▸ **Task goal**:
Can you find the lines of the listing that include "select" and copy every one?

▸ **Data for the task**:
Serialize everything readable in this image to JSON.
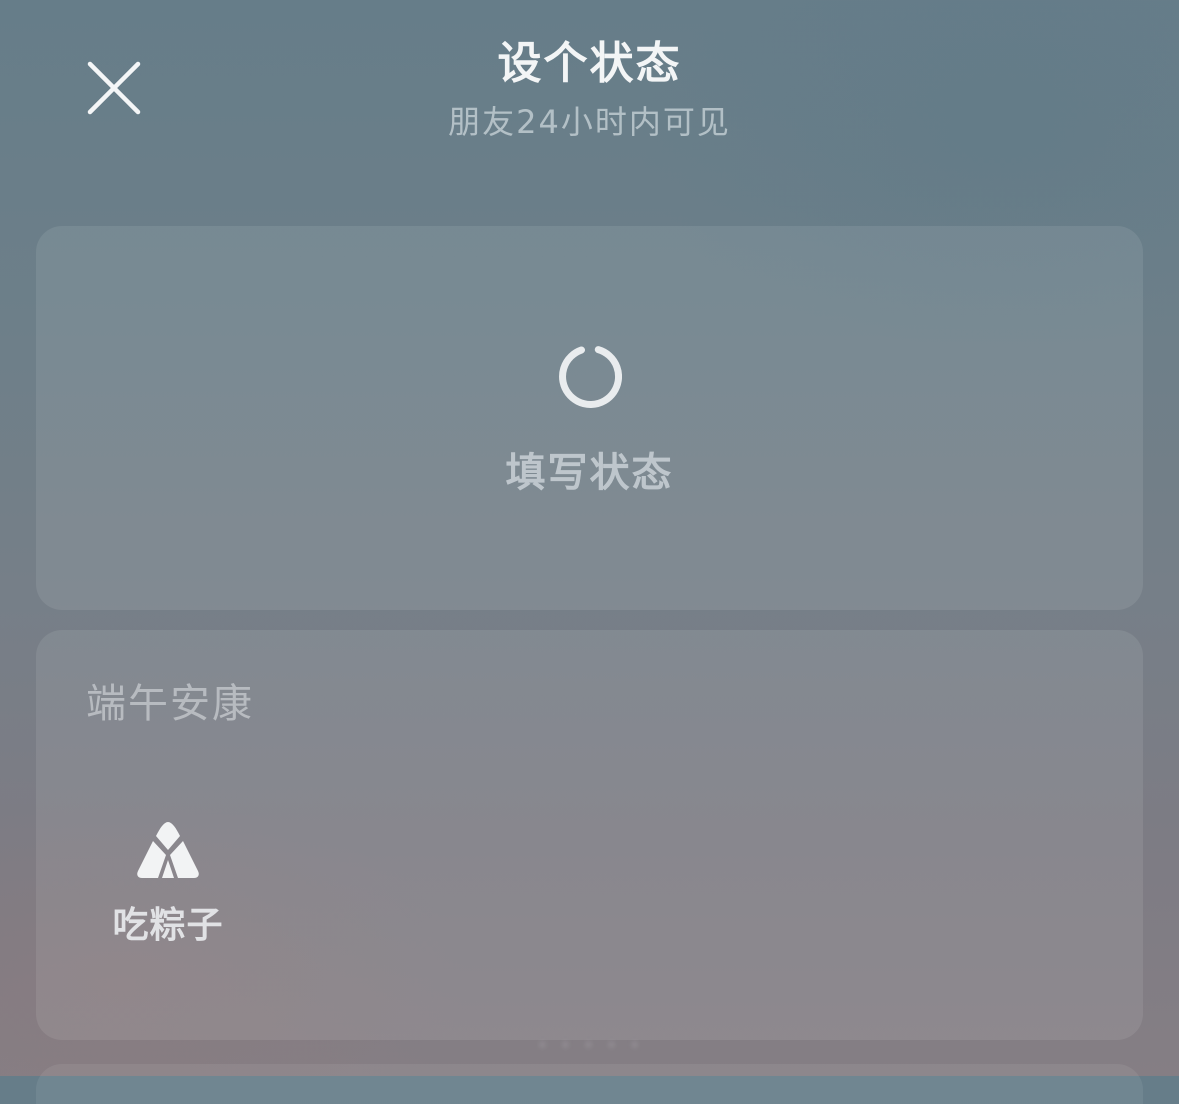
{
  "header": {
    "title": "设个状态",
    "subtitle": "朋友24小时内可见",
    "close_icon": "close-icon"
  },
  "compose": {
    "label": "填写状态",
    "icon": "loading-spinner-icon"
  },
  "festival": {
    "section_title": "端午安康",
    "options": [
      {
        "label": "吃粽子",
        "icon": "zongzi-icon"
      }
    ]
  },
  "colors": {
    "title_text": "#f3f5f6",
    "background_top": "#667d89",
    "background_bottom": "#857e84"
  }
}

...

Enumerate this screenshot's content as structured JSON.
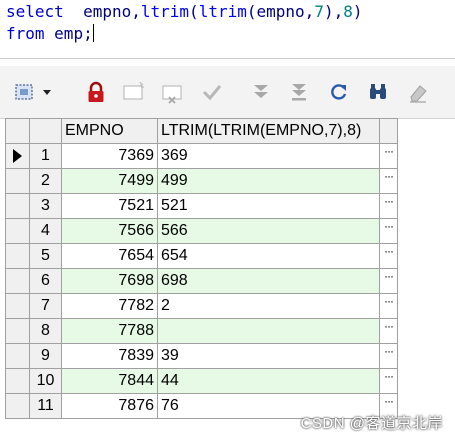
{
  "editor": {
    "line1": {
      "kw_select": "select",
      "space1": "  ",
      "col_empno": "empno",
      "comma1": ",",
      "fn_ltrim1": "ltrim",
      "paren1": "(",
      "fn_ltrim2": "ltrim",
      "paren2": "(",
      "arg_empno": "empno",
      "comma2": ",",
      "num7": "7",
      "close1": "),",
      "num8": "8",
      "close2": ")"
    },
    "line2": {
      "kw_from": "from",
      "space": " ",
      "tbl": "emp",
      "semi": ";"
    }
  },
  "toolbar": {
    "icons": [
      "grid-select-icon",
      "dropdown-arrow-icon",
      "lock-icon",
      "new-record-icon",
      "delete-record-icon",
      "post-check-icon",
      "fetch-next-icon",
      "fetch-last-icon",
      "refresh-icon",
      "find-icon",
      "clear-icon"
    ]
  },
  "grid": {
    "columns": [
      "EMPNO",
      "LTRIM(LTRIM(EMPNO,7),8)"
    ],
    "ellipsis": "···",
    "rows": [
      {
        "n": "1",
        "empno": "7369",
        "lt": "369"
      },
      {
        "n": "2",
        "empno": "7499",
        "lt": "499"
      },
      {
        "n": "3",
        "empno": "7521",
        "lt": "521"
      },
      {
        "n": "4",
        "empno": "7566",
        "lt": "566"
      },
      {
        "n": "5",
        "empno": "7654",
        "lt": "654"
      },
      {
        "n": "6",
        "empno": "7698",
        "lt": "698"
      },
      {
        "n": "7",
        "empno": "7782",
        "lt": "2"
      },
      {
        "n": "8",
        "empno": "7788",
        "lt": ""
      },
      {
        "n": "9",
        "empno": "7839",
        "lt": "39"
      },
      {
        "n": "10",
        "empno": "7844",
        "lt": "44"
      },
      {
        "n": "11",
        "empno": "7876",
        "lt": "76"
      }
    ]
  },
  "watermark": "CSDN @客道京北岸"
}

...

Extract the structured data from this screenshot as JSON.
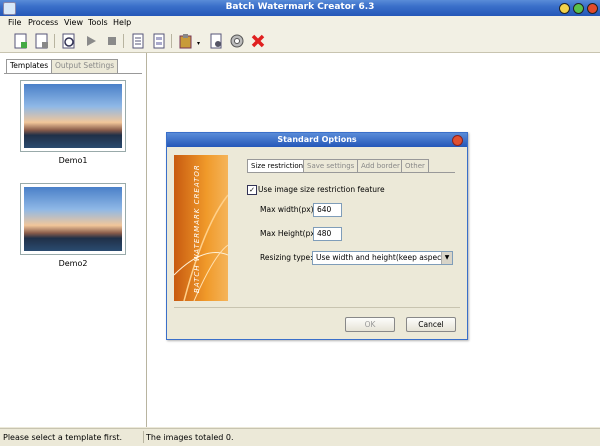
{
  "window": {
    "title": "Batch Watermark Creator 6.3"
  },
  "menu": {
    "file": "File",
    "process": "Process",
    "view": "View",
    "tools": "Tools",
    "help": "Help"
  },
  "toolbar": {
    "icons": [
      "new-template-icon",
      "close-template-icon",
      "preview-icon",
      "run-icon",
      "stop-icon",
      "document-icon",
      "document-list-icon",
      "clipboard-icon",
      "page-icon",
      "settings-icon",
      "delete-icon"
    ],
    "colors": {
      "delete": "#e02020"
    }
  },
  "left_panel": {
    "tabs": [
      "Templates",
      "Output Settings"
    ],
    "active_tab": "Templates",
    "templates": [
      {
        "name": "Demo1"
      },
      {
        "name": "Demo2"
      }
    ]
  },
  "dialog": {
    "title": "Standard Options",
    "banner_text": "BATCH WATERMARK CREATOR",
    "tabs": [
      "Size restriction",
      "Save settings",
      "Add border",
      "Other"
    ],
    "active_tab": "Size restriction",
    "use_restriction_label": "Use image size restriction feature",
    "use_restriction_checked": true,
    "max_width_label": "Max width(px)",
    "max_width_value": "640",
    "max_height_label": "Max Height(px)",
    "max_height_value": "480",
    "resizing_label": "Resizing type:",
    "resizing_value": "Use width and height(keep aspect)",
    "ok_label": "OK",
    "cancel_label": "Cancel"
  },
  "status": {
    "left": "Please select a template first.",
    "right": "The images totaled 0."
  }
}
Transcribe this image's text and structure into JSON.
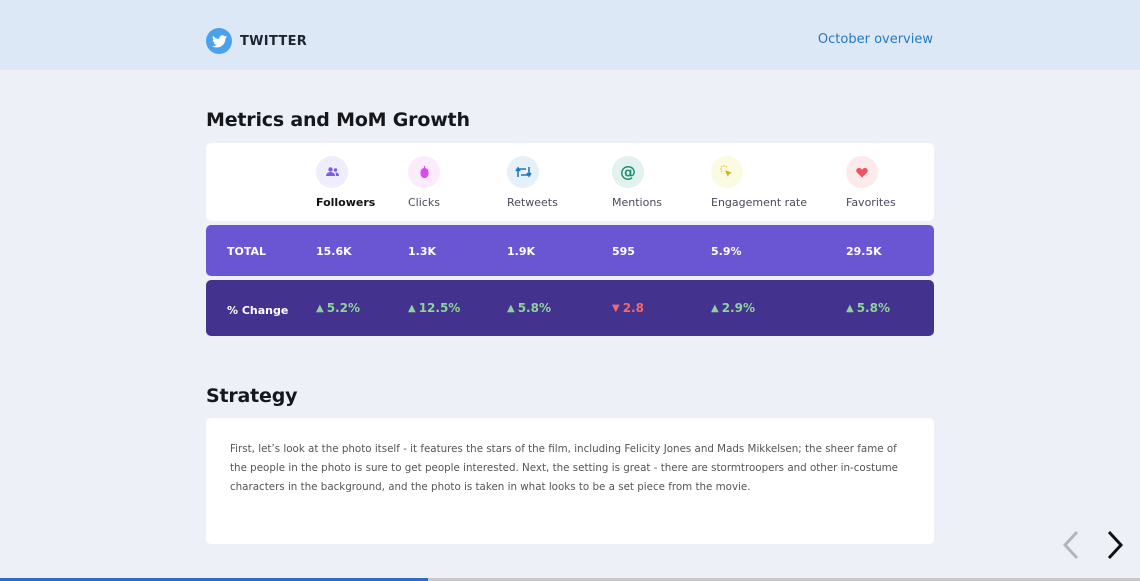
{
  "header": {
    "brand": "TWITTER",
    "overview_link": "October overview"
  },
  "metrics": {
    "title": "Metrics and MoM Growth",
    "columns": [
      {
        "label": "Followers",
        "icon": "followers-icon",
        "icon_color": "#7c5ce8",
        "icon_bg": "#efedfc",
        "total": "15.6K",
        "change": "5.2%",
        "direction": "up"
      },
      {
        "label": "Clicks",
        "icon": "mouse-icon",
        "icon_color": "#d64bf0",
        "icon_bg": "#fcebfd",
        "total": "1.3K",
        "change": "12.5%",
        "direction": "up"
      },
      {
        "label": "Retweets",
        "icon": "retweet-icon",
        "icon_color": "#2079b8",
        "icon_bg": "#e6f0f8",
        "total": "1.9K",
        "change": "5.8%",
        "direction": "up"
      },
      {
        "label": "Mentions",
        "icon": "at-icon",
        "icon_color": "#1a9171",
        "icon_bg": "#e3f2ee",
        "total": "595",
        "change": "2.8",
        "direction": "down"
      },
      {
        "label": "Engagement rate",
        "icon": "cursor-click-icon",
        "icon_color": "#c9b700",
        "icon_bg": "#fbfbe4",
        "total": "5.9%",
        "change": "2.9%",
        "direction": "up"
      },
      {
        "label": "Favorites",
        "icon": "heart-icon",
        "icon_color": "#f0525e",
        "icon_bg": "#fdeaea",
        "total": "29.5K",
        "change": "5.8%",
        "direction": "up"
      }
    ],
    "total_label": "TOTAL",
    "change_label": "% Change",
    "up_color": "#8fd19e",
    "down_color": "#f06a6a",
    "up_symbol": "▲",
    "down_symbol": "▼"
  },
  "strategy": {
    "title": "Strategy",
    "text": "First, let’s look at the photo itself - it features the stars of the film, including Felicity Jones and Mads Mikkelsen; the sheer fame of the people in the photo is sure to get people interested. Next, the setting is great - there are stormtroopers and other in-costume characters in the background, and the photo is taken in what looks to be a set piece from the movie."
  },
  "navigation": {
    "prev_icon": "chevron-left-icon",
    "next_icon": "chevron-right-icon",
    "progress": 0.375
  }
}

▸ **Correct result**:
      "kw_select": "select",
      "grid-select-icon",
    "left": "Please select a template first.",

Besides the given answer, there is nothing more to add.